***** DATA SHOWN

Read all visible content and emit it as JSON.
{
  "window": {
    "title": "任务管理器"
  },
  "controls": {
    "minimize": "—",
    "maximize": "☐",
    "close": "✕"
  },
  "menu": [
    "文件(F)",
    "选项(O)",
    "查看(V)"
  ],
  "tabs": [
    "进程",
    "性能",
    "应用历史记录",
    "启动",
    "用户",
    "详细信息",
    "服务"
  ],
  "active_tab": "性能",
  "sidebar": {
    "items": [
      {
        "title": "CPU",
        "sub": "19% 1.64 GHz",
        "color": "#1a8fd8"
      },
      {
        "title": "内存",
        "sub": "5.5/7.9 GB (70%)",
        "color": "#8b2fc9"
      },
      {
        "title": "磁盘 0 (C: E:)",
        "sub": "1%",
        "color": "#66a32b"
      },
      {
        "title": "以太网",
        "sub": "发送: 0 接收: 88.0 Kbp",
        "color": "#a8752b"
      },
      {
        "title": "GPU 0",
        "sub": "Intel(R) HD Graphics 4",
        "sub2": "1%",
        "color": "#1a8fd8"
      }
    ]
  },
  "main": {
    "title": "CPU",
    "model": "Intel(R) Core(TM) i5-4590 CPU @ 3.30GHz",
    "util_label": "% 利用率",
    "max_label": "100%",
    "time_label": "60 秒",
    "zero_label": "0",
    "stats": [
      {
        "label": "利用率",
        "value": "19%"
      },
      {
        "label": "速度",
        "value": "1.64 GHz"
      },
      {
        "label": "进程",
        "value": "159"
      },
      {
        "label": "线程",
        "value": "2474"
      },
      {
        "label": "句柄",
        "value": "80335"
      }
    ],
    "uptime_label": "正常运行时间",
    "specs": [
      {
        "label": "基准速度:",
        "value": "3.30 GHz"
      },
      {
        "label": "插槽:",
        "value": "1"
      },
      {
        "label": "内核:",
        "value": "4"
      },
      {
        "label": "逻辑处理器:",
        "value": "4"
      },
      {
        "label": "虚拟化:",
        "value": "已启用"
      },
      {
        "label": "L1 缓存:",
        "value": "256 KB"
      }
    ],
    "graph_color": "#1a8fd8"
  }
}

**********

**STATED TASK:** Give back the data above exactly as it appears.

**RESULT OF THE EXERCISE:**
Read all visible content and emit it as JSON.
{
  "window": {
    "title": "任务管理器"
  },
  "controls": {
    "minimize": "—",
    "maximize": "☐",
    "close": "✕"
  },
  "menu": [
    "文件(F)",
    "选项(O)",
    "查看(V)"
  ],
  "tabs": [
    "进程",
    "性能",
    "应用历史记录",
    "启动",
    "用户",
    "详细信息",
    "服务"
  ],
  "active_tab": "性能",
  "sidebar": {
    "items": [
      {
        "title": "CPU",
        "sub": "19% 1.64 GHz",
        "color": "#1a8fd8"
      },
      {
        "title": "内存",
        "sub": "5.5/7.9 GB (70%)",
        "color": "#8b2fc9"
      },
      {
        "title": "磁盘 0 (C: E:)",
        "sub": "1%",
        "color": "#66a32b"
      },
      {
        "title": "以太网",
        "sub": "发送: 0 接收: 88.0 Kbp",
        "color": "#a8752b"
      },
      {
        "title": "GPU 0",
        "sub": "Intel(R) HD Graphics 4",
        "sub2": "1%",
        "color": "#1a8fd8"
      }
    ]
  },
  "main": {
    "title": "CPU",
    "model": "Intel(R) Core(TM) i5-4590 CPU @ 3.30GHz",
    "util_label": "% 利用率",
    "max_label": "100%",
    "time_label": "60 秒",
    "zero_label": "0",
    "stats": [
      {
        "label": "利用率",
        "value": "19%"
      },
      {
        "label": "速度",
        "value": "1.64 GHz"
      },
      {
        "label": "进程",
        "value": "159"
      },
      {
        "label": "线程",
        "value": "2474"
      },
      {
        "label": "句柄",
        "value": "80335"
      }
    ],
    "uptime_label": "正常运行时间",
    "specs": [
      {
        "label": "基准速度:",
        "value": "3.30 GHz"
      },
      {
        "label": "插槽:",
        "value": "1"
      },
      {
        "label": "内核:",
        "value": "4"
      },
      {
        "label": "逻辑处理器:",
        "value": "4"
      },
      {
        "label": "虚拟化:",
        "value": "已启用"
      },
      {
        "label": "L1 缓存:",
        "value": "256 KB"
      }
    ],
    "graph_color": "#1a8fd8"
  }
}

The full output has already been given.